═══ Information given ═══

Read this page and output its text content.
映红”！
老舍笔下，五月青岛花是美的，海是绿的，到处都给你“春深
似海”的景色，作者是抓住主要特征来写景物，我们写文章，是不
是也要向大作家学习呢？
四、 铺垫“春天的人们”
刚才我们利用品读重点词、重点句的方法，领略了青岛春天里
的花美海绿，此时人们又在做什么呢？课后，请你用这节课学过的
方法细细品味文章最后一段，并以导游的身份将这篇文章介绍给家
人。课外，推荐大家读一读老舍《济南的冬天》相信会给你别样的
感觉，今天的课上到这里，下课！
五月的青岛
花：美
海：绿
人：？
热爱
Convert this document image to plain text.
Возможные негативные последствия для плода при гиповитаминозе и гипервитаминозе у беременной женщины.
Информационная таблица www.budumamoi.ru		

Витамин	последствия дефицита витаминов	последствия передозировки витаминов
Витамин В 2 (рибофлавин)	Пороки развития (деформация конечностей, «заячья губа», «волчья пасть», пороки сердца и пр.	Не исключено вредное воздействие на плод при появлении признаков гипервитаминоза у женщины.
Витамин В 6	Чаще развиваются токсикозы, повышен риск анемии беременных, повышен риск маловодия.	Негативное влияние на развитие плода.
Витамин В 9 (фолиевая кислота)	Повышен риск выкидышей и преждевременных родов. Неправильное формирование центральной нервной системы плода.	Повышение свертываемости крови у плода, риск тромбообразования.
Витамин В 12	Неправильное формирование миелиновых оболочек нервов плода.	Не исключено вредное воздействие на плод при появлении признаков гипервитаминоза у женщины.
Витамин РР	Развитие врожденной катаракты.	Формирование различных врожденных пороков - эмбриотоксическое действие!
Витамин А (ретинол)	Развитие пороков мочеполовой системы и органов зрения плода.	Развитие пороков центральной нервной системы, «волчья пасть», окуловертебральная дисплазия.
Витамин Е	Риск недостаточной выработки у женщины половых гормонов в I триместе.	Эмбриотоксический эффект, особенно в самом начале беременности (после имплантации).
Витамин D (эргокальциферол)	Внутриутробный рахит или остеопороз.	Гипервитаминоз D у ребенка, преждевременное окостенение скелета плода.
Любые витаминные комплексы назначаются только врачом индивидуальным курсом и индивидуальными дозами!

═══

Exercise details:
Report the number of lines that contain "плода", with no other words.

Result of the exercise:
6